I've got a quick question hopefully. I'm building pcre on windows. I've
been able to build it into a dll and link against it with a small
program. However, when I build a static library, and link it with a
small program, I get the missing symbols error.
I know the symbols are in the library because nm tells me so,
$ nm -g /home/bobbybrasko/download/pcre/pcre/install/lib/libpcre.a|grep compile libpcre_la-pcre_compile.o: 00005550 T _pcre_compile
Here is the link line of the small program,
  $ gcc-4.1 -g -Wall -o test test.c 
-L/home/bobbybrasko/download/pcre/pcre/install/lib \
-lpcreposix -lpcre -I/home/bobbybrasko/download/pcre/pcre/install/include C:/WINDOWS/TEMP/ccgGAsIC.o(.text+0x2e): In function `main': C:/msys/1.0/home/bobbybrasko/download/pcre/pcre/build/tmp/test.c:13: undefined reference to `_imp__pcre_compile' collect2: ld returned 1 exit status
Does anyone understand why I'd be getting these errors? Are .def files
important for static windows libraries or only for dll's? Any advice?
First of all, obviously "_imp__pcre_compile" is not the same as "_pcre_compile" so the error message is legitimate - the symbol that it's actually looking for is not there.

● ● ● ●

▶ [Exercise]:
Copy the post from "First of all, obviously" to "is not there.", changing "legitimate" to "valid". This data comes from a separate, unrelated source.

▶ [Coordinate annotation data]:
● ● ● ●

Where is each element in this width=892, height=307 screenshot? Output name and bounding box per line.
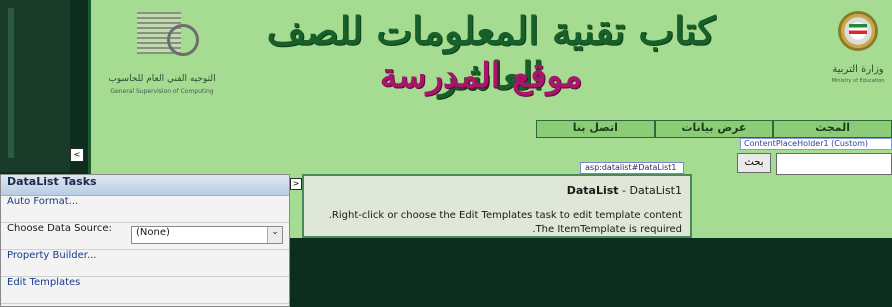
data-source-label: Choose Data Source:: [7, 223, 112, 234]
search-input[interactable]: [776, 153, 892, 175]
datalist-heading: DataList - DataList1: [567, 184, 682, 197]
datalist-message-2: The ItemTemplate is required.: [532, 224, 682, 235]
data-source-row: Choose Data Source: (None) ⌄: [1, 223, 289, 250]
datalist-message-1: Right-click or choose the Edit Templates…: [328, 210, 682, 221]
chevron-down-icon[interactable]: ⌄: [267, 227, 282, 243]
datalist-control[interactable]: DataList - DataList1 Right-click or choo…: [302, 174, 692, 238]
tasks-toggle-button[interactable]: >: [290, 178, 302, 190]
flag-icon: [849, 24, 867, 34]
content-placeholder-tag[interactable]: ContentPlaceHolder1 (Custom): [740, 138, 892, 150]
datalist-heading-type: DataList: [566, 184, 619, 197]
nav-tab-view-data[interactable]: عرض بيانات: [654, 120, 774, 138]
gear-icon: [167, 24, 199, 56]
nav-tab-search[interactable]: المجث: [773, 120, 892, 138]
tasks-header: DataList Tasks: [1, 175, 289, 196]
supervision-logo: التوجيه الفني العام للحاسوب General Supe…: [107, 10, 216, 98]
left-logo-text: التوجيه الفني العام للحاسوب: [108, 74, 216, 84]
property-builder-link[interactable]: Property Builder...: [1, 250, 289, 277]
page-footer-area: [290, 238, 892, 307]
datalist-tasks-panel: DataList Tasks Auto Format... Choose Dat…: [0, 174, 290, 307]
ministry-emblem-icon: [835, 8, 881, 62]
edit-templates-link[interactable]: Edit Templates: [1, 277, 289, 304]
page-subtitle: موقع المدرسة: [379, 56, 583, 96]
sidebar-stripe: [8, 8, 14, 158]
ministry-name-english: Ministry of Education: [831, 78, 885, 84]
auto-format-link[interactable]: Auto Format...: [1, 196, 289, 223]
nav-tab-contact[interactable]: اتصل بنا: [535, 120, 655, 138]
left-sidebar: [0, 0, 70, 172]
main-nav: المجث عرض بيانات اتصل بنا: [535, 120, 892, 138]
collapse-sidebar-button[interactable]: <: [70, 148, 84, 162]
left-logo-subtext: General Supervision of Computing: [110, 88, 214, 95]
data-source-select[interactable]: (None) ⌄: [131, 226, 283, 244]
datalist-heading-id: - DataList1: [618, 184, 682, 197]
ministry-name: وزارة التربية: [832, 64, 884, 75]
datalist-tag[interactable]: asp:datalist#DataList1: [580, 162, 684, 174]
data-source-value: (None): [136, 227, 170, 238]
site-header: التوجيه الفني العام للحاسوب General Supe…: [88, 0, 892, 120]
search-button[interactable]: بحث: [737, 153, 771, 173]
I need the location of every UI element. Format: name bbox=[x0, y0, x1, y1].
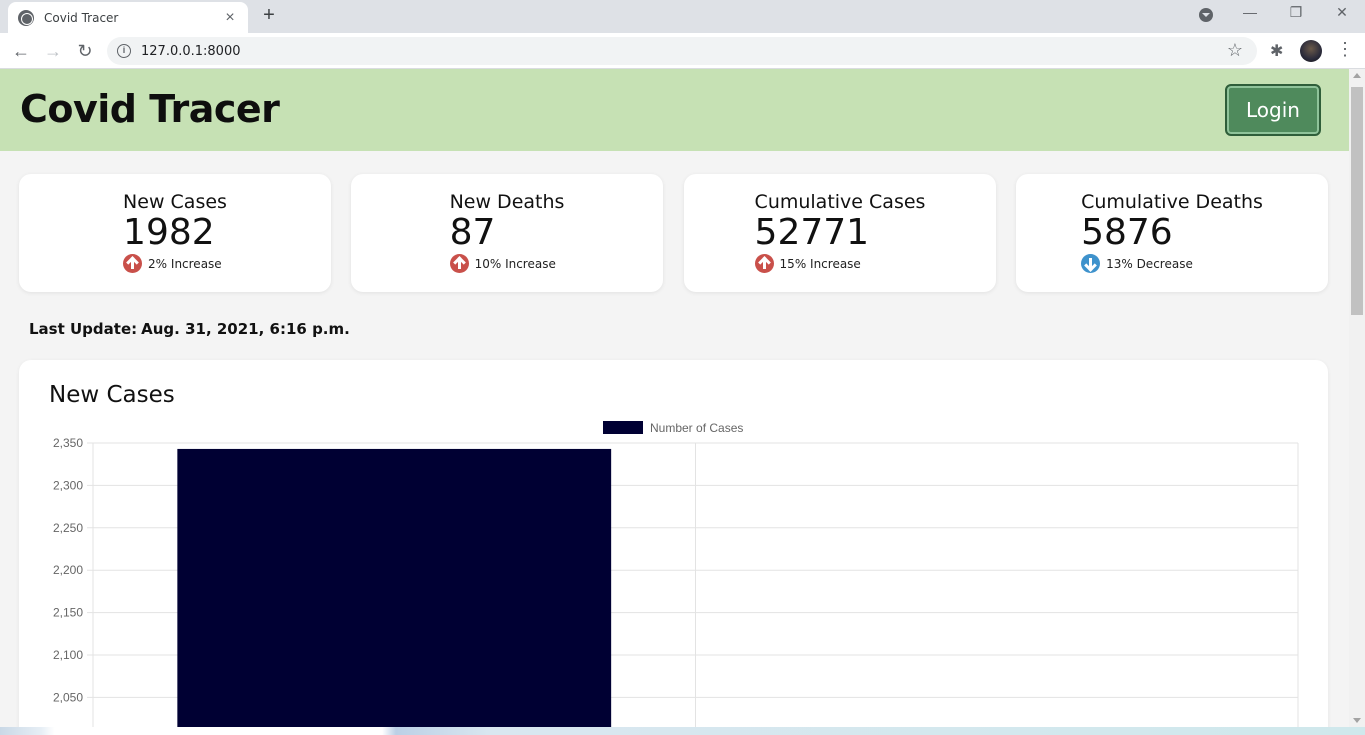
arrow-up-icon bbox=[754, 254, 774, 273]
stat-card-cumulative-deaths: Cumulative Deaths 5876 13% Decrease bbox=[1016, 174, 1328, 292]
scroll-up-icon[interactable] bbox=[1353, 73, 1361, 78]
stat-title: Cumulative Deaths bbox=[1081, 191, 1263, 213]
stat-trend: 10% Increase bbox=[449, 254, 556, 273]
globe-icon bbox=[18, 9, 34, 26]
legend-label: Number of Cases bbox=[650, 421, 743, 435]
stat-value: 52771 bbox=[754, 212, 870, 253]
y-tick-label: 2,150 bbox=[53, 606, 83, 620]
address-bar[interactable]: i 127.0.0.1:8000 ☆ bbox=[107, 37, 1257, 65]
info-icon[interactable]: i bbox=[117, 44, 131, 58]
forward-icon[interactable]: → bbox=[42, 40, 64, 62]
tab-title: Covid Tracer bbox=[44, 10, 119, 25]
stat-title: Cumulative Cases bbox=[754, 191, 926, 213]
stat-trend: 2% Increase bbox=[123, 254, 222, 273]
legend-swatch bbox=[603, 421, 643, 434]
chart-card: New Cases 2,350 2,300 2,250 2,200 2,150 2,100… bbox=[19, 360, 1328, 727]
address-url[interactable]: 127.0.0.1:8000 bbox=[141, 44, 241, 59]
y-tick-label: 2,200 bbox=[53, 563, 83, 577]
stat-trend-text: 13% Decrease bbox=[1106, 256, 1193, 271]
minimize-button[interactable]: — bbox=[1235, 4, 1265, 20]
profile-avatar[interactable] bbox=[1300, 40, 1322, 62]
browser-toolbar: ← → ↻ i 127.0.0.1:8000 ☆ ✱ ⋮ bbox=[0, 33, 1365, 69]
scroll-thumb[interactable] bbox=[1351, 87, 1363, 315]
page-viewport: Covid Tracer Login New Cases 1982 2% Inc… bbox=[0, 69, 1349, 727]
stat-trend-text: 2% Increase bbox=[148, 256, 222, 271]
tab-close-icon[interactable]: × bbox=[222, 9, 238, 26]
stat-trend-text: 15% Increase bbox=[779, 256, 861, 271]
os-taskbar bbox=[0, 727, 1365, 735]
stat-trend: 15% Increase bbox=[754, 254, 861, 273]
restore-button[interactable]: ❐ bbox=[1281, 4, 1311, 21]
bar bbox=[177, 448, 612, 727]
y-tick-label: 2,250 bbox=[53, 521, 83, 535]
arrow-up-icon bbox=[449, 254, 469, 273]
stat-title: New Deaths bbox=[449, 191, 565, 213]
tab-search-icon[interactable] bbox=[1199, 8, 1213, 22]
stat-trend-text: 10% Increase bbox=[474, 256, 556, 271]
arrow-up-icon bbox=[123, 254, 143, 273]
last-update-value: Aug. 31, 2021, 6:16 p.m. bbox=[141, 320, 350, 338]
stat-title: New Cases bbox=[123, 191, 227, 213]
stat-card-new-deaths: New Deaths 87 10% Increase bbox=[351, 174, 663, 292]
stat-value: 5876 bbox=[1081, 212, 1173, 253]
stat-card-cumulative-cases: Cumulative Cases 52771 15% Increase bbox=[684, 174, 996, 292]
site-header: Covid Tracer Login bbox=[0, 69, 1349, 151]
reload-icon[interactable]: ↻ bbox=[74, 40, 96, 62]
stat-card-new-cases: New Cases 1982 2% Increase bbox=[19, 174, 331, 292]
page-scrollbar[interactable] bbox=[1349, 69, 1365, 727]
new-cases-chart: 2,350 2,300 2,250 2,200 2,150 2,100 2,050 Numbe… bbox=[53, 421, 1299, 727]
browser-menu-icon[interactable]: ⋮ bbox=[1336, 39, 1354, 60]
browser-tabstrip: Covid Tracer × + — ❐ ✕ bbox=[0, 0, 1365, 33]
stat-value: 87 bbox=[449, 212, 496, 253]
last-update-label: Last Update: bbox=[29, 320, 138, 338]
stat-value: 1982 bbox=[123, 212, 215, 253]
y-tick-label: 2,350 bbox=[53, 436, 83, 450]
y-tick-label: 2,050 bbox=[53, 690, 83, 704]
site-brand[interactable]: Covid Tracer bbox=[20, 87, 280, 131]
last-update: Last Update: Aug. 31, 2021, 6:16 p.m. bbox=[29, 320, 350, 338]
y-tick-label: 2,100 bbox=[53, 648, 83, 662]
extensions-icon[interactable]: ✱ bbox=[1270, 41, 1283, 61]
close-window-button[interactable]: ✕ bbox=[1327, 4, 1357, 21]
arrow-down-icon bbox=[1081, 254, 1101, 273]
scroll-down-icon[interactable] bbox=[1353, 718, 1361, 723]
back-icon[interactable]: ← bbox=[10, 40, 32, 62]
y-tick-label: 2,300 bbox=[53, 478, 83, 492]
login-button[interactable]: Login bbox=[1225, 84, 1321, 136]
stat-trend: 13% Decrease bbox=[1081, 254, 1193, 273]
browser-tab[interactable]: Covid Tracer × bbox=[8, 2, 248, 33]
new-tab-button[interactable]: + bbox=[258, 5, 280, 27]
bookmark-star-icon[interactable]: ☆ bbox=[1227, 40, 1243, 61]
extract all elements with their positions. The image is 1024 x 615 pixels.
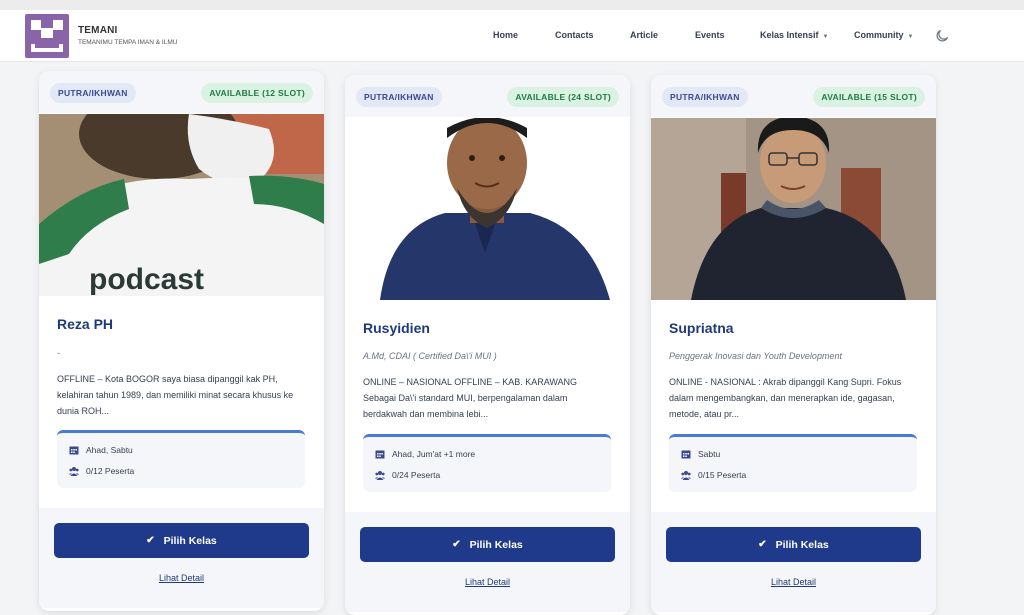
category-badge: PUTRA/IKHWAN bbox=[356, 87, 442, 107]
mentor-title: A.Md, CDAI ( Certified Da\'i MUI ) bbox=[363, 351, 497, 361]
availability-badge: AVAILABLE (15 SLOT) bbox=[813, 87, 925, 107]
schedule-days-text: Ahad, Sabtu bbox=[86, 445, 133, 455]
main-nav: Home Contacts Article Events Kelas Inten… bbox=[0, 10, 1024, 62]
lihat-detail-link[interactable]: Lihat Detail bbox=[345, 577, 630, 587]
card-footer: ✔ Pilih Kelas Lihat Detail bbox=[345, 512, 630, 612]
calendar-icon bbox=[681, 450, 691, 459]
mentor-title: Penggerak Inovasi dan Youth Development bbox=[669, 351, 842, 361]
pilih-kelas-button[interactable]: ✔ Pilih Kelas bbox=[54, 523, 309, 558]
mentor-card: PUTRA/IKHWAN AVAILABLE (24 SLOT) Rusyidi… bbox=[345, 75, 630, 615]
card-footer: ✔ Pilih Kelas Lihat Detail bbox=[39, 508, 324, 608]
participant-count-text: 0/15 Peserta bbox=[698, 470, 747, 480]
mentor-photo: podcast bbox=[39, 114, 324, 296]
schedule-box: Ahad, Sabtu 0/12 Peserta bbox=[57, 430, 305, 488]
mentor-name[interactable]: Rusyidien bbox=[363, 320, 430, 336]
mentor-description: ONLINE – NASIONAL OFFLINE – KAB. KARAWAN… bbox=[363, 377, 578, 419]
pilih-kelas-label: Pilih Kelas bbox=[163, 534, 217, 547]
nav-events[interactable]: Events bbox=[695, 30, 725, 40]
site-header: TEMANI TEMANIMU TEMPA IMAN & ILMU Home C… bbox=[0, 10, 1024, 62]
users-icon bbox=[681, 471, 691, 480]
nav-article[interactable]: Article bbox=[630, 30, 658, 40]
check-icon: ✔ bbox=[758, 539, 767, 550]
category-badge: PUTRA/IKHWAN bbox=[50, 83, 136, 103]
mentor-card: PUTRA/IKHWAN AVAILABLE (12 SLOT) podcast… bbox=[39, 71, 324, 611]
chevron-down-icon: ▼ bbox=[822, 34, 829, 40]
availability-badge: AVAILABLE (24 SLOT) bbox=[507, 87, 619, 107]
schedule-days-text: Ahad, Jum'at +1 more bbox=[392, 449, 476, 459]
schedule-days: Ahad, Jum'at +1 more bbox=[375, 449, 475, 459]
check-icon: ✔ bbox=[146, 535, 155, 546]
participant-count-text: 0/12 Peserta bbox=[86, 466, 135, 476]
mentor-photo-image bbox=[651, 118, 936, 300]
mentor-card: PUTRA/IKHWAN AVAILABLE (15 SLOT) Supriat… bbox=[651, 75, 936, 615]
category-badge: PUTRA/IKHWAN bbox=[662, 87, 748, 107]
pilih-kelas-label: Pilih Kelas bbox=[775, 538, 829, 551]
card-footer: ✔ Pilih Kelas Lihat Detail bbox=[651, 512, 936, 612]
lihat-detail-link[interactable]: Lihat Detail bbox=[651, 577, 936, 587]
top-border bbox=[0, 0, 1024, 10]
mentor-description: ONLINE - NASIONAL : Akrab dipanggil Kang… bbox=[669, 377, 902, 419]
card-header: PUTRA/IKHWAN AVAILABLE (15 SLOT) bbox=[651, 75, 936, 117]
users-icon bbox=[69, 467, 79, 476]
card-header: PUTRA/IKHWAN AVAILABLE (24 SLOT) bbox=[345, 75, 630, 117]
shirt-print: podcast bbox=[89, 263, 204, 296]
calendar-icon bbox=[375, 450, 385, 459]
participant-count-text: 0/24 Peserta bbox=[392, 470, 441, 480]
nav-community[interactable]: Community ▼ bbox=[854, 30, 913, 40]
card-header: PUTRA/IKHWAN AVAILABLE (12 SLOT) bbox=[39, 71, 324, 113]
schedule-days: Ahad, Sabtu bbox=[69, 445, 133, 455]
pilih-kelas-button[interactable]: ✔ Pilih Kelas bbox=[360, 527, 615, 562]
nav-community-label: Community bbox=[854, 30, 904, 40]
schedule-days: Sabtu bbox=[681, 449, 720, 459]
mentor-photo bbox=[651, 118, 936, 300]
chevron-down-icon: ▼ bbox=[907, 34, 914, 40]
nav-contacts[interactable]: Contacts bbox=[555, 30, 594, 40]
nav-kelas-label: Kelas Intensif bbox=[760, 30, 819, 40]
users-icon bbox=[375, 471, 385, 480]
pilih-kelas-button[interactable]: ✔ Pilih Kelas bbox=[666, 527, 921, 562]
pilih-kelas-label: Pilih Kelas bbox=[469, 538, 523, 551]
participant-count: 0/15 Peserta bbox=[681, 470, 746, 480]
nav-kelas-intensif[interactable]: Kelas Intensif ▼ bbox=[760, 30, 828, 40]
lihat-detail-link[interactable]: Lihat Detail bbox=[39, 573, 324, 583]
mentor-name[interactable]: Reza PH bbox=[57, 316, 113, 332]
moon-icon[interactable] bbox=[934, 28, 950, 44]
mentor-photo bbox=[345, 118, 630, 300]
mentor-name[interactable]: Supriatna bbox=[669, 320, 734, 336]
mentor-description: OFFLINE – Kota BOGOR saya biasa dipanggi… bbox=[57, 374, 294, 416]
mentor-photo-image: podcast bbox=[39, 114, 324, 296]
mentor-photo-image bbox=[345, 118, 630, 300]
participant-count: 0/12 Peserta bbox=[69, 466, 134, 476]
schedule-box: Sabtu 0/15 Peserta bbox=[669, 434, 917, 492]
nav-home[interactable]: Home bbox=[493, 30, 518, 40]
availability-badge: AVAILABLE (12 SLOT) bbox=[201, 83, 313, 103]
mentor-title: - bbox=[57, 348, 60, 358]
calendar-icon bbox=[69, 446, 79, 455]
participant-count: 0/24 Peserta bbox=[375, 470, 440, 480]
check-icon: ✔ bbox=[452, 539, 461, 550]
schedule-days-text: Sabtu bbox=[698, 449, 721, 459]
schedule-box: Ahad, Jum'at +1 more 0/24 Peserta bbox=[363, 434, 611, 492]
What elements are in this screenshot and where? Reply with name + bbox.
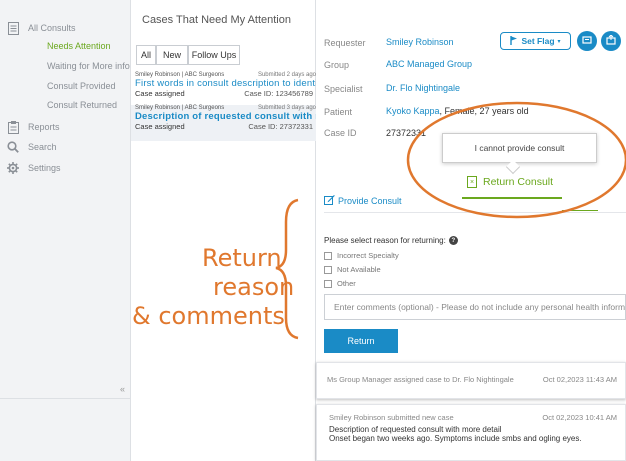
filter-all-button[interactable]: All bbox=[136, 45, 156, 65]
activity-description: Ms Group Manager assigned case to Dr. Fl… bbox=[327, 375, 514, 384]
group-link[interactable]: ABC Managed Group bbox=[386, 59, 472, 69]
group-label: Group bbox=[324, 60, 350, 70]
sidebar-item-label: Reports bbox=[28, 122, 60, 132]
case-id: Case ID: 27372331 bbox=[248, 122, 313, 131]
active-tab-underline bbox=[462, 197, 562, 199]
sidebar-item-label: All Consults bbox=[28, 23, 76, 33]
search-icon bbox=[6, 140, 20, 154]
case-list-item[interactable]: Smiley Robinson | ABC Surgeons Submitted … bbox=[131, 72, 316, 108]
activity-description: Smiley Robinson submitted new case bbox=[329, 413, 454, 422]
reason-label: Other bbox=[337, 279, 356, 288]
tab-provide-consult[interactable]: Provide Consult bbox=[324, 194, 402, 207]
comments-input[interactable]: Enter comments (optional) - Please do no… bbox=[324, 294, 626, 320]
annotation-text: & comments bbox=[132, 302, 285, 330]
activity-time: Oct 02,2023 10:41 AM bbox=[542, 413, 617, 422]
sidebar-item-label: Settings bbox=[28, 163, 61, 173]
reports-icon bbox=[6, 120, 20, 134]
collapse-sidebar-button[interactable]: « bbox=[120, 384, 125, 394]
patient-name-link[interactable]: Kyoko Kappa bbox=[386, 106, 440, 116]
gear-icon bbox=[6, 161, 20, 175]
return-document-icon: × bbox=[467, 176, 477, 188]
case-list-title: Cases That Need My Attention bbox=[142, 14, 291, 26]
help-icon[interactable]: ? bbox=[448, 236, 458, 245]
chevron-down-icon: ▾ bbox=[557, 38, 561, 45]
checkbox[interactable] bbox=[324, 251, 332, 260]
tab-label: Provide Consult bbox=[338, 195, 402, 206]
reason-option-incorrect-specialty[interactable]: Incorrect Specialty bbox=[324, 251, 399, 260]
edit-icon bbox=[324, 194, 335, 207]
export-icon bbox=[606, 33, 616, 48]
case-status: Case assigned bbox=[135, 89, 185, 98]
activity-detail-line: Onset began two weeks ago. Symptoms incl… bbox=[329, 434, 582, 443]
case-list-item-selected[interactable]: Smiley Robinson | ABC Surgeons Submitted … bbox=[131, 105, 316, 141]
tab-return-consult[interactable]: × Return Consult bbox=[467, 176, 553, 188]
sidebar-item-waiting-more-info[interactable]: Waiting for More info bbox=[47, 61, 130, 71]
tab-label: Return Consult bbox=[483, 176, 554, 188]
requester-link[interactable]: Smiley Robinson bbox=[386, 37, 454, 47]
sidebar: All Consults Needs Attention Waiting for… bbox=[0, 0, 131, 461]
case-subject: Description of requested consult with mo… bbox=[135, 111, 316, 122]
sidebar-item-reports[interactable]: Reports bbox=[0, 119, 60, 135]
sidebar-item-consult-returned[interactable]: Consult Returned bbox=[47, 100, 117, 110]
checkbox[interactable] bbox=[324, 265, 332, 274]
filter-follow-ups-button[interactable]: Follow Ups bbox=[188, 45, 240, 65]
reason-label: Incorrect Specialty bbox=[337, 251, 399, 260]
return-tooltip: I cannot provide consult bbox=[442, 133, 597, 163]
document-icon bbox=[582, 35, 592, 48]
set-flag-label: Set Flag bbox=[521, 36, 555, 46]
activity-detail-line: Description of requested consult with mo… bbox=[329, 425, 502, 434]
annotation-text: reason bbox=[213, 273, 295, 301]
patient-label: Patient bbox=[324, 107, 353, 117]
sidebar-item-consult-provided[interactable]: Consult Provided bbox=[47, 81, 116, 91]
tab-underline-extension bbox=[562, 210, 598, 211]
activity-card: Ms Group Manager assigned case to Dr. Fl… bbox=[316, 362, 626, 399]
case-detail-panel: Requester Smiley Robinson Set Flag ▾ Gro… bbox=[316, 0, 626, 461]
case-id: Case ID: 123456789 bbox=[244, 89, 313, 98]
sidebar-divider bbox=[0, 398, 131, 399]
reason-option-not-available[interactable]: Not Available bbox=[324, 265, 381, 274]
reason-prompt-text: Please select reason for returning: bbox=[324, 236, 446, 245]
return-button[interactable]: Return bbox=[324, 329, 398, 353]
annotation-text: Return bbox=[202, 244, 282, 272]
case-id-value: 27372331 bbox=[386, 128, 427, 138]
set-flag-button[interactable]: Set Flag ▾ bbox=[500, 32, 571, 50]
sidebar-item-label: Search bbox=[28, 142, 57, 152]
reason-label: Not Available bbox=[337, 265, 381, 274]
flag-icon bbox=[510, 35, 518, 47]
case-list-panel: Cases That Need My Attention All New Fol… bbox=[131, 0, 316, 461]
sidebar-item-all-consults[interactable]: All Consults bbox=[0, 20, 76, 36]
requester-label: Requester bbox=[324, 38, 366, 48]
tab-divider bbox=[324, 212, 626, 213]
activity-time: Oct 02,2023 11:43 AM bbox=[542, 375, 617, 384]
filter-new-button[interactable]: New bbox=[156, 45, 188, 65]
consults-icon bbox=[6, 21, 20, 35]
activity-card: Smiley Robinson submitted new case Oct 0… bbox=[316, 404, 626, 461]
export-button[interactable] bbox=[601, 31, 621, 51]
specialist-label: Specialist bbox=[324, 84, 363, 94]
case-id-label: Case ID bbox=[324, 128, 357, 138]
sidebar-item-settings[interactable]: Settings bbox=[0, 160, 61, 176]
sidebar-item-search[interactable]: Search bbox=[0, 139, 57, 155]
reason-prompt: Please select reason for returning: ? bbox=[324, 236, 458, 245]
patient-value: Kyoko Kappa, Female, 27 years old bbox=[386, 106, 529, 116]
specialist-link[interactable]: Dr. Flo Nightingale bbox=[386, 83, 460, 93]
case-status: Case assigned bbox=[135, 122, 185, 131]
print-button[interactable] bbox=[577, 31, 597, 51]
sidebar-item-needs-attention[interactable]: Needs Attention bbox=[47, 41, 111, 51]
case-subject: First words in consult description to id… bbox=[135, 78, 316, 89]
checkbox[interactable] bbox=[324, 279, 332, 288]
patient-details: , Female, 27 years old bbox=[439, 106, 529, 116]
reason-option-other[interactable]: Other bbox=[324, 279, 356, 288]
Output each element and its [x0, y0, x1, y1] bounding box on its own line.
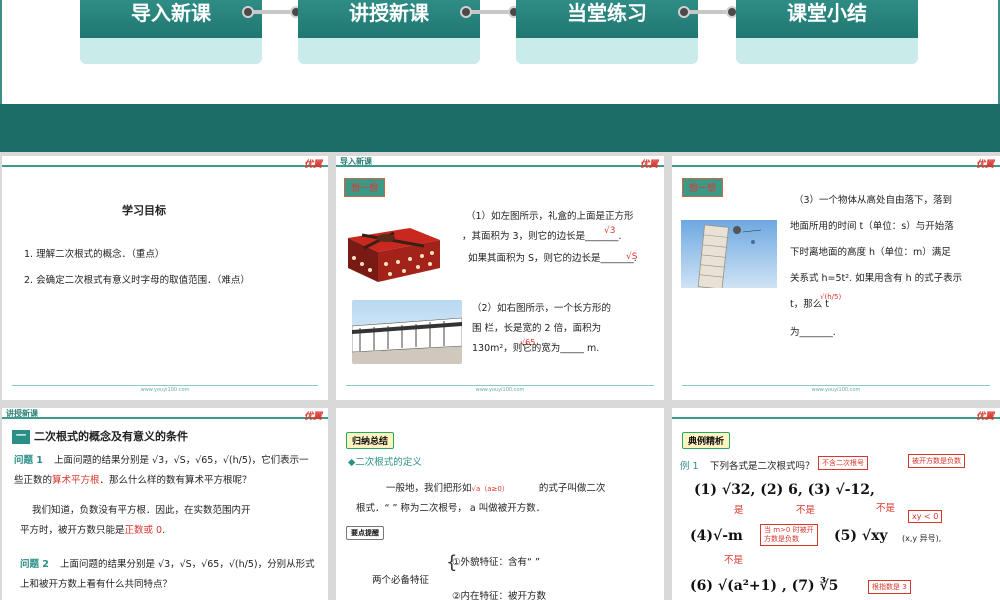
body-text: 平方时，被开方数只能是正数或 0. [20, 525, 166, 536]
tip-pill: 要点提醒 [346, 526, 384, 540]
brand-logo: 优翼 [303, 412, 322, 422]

● ● ● ●

▶ [Written reply]:
First of all, obviously "_imp__pcre_compile" is not the same as "_pcre_compile" so the error message is valid - the symbol that it's actually looking for is not there.